Records:
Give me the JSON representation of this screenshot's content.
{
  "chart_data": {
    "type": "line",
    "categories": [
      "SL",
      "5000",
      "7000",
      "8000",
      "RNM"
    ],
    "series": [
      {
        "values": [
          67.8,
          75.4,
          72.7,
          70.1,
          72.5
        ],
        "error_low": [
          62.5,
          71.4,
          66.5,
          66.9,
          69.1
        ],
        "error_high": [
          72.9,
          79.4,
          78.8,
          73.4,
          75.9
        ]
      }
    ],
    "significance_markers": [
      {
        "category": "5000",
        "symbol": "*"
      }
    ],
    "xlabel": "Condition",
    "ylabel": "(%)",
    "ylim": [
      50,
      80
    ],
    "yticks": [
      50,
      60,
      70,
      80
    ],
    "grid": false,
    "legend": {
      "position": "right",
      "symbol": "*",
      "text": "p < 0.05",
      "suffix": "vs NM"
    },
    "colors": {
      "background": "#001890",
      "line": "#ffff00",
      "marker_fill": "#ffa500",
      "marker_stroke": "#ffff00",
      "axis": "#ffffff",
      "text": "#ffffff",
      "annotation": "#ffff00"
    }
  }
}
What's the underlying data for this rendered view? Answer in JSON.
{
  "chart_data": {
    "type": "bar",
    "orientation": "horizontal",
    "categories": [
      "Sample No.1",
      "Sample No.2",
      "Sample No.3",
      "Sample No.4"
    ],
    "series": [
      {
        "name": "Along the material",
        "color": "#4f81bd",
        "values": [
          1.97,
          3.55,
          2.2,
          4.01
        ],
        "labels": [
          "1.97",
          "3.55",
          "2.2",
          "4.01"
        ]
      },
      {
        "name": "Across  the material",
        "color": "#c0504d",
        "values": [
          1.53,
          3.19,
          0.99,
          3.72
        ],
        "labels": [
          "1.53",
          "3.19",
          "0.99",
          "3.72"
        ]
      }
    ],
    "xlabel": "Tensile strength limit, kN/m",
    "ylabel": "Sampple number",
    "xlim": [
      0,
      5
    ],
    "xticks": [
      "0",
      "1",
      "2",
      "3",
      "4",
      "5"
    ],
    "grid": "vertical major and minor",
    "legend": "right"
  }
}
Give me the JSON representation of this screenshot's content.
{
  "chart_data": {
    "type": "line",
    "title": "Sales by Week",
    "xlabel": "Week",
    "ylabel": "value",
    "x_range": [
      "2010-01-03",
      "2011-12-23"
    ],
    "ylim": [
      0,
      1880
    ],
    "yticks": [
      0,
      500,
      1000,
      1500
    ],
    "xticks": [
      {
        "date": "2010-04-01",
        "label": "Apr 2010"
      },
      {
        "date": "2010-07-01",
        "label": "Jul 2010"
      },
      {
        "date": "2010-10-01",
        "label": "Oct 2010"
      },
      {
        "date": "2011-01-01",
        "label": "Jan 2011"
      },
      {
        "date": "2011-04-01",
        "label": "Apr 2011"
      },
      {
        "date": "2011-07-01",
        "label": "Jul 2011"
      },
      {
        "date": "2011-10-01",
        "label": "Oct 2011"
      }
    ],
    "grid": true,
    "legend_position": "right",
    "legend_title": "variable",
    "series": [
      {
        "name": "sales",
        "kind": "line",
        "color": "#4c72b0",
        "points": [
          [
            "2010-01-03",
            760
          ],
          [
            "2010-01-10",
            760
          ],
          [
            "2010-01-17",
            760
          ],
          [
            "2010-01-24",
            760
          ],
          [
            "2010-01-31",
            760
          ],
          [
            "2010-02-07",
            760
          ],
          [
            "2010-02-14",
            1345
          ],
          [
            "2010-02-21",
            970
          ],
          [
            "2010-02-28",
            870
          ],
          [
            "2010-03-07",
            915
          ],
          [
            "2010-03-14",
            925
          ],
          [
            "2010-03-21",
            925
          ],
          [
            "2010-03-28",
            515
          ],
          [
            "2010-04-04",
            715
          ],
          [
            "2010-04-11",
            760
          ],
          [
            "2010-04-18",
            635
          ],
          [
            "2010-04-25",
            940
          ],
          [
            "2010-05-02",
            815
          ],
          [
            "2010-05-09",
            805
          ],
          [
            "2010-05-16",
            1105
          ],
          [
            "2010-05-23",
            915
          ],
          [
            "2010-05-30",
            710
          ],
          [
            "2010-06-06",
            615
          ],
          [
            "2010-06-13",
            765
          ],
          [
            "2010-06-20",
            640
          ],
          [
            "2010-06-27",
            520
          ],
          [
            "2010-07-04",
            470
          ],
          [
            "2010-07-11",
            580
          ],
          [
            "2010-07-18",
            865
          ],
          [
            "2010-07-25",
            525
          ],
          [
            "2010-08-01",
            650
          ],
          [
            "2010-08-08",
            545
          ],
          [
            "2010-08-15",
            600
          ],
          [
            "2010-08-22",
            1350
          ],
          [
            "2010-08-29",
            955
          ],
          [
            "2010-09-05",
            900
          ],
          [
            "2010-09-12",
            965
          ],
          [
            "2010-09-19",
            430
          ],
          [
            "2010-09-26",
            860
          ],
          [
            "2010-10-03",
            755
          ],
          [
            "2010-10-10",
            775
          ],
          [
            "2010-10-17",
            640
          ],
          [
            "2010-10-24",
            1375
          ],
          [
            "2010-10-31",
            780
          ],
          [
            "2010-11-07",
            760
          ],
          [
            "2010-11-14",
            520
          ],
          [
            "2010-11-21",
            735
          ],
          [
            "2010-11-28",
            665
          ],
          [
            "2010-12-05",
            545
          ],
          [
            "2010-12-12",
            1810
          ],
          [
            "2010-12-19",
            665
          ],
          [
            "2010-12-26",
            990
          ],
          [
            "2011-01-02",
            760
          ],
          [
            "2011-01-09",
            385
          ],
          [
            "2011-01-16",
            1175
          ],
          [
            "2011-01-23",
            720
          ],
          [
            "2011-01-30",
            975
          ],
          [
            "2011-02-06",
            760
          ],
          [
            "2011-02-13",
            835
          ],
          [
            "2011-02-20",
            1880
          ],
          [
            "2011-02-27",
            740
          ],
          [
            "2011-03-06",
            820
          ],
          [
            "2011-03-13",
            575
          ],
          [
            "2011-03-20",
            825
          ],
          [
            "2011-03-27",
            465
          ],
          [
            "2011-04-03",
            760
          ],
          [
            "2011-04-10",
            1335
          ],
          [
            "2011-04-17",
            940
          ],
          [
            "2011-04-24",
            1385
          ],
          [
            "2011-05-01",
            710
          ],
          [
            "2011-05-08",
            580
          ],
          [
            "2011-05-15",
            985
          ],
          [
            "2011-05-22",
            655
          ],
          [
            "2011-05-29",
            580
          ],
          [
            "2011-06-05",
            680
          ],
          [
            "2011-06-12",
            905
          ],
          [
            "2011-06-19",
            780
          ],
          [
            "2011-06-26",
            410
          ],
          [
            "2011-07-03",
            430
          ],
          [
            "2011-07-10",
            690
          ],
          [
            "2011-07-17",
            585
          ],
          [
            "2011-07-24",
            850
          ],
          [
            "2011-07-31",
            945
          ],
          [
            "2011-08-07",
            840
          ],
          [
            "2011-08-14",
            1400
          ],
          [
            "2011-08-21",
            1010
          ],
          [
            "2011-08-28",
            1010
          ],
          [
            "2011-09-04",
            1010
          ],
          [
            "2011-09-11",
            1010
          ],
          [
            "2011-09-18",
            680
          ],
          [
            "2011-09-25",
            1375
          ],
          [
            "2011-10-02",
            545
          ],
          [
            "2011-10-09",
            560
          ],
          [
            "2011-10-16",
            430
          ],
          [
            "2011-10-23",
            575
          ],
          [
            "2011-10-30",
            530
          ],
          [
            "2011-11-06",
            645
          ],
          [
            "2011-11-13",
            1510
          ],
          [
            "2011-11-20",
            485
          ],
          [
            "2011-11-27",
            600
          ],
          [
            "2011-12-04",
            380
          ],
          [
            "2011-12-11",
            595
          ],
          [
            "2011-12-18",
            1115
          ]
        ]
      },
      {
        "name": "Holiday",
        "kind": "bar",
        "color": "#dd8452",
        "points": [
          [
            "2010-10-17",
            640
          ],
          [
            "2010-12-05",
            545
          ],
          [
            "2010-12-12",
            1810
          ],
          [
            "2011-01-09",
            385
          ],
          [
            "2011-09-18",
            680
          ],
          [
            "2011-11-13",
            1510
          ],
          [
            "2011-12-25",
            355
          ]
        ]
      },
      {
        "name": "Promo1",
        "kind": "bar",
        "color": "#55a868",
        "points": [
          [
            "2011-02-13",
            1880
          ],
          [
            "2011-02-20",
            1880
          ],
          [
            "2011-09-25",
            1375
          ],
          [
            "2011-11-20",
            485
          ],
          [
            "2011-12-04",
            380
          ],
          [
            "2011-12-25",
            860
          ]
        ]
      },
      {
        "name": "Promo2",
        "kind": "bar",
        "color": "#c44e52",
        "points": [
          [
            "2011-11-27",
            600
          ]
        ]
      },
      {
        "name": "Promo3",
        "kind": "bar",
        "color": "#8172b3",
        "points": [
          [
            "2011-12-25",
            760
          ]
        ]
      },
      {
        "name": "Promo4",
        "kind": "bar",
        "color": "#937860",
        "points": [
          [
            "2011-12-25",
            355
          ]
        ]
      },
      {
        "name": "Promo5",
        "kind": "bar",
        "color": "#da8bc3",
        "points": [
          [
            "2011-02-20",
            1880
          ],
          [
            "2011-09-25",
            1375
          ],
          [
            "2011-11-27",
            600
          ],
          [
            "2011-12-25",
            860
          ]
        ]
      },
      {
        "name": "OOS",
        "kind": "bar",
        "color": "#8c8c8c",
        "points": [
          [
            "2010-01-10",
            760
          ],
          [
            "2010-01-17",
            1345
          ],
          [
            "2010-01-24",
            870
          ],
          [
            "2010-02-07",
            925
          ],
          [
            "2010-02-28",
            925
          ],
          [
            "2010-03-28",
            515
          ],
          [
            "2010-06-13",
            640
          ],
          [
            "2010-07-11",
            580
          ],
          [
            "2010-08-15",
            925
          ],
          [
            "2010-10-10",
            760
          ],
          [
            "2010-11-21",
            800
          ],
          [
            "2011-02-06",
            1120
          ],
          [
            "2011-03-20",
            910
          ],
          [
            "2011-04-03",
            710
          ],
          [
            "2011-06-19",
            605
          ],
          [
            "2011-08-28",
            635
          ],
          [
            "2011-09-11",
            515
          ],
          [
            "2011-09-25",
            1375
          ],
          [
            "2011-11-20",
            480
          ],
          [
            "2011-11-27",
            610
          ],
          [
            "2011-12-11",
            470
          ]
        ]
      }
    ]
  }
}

Exercise requirements.
Take every line from the data above that holds "Sample" and copy it out.

Solution to this problem.
      "Sample No.1",
      "Sample No.2",
      "Sample No.3",
      "Sample No.4"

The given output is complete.